→ **TASK REQUIREMENTS**: Copy the entries below word for word, starting at the line that contains "Extract all elements with their positions. The image is 800×800" and ending at the line that contains "List all visible", with both of those lines included. Leave the pictures out of your copy.

==================================================

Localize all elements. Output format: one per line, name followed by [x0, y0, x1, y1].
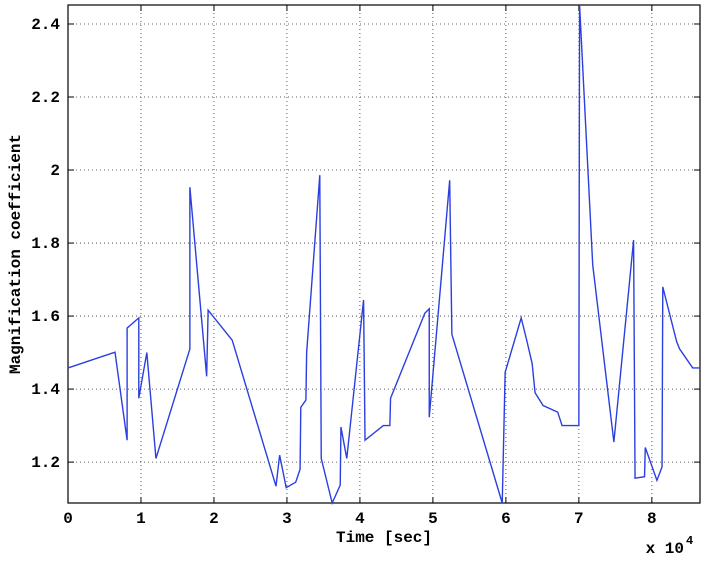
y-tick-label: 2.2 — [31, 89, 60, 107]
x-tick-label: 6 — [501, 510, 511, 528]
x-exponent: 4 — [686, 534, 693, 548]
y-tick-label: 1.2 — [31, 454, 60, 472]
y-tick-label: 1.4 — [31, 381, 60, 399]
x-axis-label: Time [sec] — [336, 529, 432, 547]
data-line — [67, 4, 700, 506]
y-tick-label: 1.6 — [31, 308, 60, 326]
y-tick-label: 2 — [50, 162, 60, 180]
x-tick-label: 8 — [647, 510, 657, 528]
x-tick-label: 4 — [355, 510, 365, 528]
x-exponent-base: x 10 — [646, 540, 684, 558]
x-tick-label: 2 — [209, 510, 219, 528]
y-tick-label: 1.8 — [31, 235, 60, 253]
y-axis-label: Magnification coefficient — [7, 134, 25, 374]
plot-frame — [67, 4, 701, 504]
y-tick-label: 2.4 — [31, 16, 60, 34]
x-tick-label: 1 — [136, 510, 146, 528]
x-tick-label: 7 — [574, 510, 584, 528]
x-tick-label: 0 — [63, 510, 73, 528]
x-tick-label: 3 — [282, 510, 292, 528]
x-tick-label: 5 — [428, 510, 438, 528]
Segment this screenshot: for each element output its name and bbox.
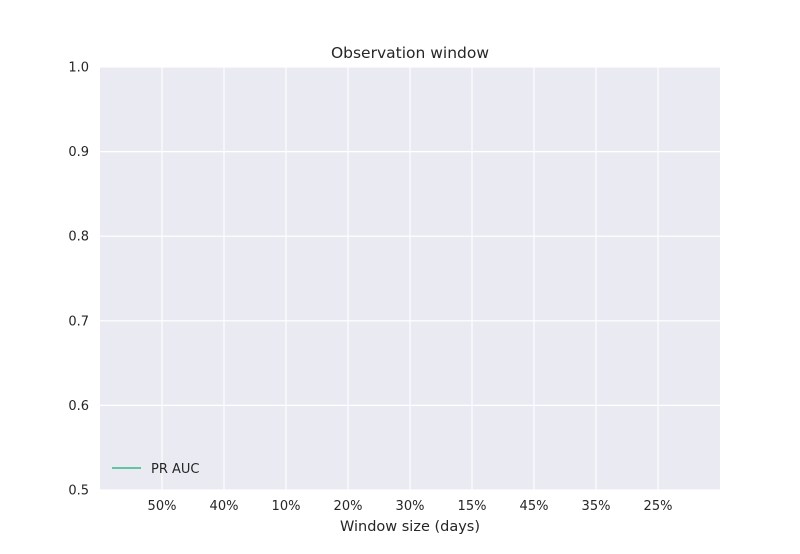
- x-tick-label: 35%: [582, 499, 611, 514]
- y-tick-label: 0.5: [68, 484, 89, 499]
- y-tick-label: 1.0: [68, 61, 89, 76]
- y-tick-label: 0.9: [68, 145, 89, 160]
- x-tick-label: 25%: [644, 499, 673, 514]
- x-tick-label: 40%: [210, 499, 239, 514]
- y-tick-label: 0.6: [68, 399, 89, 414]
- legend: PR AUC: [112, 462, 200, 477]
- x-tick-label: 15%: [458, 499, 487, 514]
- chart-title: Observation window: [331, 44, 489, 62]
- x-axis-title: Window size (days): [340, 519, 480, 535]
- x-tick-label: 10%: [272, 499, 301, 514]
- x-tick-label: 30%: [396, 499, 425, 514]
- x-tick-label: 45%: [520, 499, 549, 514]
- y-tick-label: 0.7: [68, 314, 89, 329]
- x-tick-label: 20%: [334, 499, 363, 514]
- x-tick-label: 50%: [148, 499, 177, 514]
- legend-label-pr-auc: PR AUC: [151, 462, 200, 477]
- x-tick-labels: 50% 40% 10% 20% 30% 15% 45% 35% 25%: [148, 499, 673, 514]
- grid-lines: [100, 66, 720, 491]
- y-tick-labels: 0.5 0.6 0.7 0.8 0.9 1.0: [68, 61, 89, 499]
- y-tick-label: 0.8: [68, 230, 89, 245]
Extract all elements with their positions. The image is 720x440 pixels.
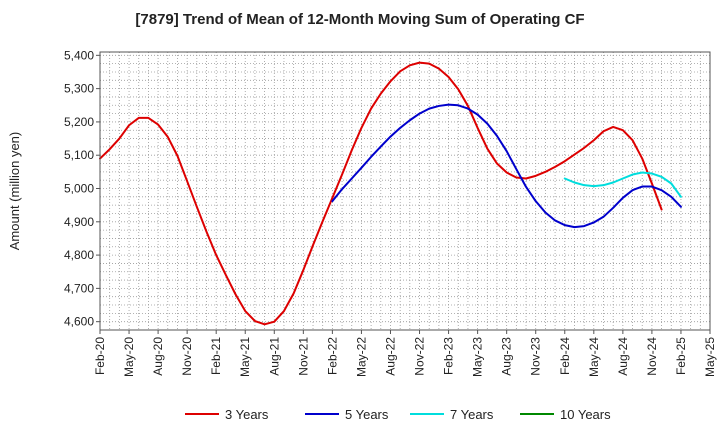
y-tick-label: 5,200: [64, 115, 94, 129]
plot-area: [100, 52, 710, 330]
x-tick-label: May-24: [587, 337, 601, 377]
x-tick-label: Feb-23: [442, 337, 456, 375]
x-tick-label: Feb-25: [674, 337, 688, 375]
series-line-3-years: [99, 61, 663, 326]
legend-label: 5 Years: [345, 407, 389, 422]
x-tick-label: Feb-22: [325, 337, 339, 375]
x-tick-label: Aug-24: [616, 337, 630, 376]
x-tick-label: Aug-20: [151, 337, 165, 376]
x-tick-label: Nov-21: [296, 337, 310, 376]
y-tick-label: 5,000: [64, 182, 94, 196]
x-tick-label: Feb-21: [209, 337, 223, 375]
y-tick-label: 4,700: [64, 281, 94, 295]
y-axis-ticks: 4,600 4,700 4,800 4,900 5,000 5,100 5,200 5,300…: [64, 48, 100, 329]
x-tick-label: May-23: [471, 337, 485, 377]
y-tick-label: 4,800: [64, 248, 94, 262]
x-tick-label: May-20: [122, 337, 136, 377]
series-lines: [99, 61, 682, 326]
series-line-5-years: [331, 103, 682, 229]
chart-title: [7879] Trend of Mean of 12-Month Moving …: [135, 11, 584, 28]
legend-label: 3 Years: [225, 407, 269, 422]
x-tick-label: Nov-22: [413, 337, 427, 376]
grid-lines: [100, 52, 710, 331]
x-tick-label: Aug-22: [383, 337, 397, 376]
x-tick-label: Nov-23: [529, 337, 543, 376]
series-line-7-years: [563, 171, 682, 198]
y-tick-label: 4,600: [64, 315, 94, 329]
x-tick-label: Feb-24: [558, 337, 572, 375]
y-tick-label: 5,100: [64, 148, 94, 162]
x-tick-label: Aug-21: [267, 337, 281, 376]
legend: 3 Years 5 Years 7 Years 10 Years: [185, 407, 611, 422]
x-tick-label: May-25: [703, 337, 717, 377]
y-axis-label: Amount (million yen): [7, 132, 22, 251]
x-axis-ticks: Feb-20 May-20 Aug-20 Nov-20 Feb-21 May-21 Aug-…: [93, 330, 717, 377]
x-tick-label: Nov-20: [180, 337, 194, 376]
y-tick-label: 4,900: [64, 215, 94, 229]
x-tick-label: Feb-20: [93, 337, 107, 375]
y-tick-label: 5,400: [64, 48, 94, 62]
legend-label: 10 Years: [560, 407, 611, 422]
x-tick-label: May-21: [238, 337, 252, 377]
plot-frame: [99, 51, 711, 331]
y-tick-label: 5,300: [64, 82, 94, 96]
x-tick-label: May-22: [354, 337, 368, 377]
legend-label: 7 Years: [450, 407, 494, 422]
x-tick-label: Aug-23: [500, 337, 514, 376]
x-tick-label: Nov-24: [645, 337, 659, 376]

==================================================

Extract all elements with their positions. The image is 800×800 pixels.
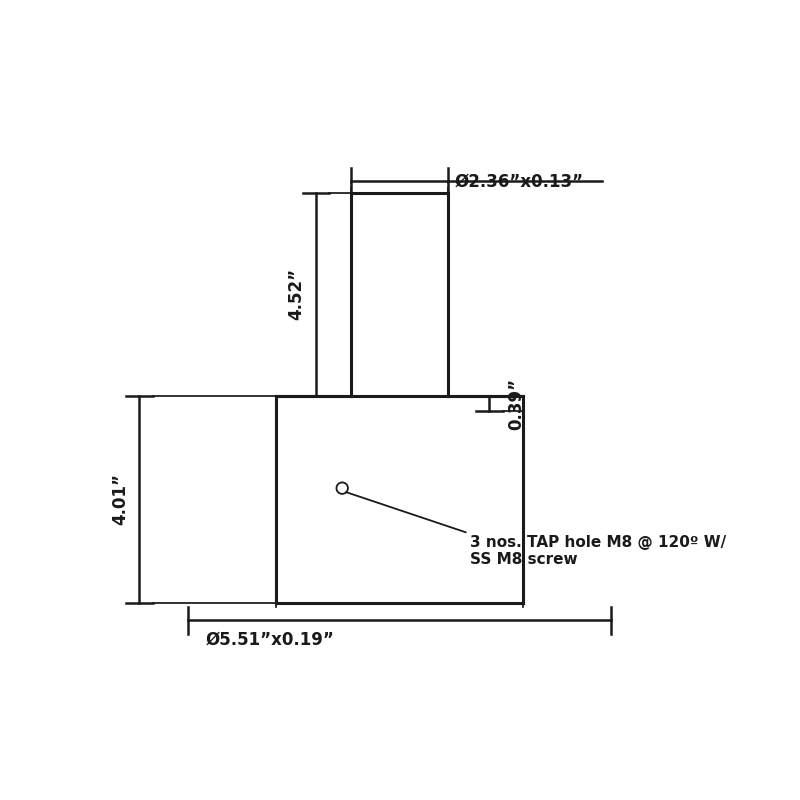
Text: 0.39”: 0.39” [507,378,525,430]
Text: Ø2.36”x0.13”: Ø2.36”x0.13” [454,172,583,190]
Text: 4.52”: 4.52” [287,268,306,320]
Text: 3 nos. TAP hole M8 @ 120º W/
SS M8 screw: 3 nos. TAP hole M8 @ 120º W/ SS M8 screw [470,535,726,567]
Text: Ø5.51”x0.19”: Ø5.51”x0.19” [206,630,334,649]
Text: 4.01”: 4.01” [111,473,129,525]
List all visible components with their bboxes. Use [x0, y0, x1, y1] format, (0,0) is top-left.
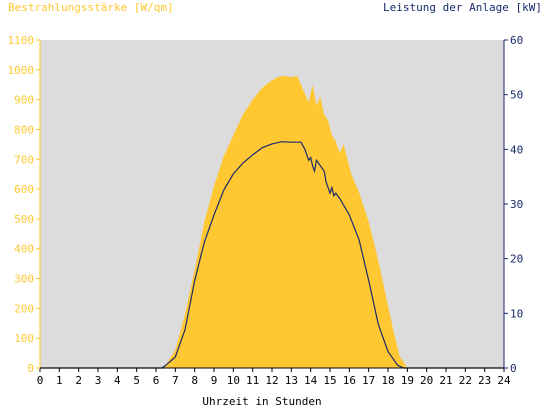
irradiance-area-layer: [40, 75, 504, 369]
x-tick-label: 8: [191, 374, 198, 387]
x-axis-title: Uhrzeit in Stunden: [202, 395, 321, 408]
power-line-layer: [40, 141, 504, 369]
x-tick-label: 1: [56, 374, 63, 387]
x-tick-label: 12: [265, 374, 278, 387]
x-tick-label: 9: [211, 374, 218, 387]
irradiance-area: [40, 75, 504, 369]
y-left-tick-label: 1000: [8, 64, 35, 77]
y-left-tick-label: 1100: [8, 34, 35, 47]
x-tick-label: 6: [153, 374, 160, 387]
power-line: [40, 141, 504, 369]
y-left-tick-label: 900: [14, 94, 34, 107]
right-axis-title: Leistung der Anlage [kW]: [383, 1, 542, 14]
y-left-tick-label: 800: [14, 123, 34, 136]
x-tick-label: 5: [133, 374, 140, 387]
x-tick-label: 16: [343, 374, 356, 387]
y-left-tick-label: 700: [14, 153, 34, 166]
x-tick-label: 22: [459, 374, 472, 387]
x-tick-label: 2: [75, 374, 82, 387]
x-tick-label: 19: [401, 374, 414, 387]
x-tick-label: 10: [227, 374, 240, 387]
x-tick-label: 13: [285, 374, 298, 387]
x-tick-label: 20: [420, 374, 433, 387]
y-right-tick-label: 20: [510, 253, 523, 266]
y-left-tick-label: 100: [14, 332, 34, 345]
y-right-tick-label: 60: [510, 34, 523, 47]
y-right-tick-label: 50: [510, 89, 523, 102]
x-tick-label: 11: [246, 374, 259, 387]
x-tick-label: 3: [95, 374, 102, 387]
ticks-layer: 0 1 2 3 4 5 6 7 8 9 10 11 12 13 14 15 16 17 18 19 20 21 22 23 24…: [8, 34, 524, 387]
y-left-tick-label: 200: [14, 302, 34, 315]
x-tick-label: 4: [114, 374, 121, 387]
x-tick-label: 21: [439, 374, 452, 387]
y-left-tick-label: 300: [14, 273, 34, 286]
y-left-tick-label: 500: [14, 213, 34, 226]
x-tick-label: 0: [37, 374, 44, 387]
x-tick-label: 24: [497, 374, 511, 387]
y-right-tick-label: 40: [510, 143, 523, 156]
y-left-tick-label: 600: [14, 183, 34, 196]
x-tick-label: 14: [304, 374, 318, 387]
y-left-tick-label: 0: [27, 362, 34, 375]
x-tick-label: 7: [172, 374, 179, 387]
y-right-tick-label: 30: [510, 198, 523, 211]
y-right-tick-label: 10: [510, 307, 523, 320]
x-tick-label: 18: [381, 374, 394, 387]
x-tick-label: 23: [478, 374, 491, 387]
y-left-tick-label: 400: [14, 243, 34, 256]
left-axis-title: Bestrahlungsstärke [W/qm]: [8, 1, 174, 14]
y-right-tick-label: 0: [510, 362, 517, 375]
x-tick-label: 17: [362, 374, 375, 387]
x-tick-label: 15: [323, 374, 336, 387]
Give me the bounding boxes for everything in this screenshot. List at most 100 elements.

==================================================

→ **THE RESPONSE**:
Extract all elements with their positions. The image is 800×800 pixels.
Text: 0.39”: 0.39” [507,378,525,430]
Text: Ø2.36”x0.13”: Ø2.36”x0.13” [454,172,583,190]
Text: 4.52”: 4.52” [287,268,306,320]
Text: 3 nos. TAP hole M8 @ 120º W/
SS M8 screw: 3 nos. TAP hole M8 @ 120º W/ SS M8 screw [470,535,726,567]
Text: Ø5.51”x0.19”: Ø5.51”x0.19” [206,630,334,649]
Text: 4.01”: 4.01” [111,473,129,525]
List all visible components with their bboxes. Use [x0, y0, x1, y1] format, (0,0) is top-left.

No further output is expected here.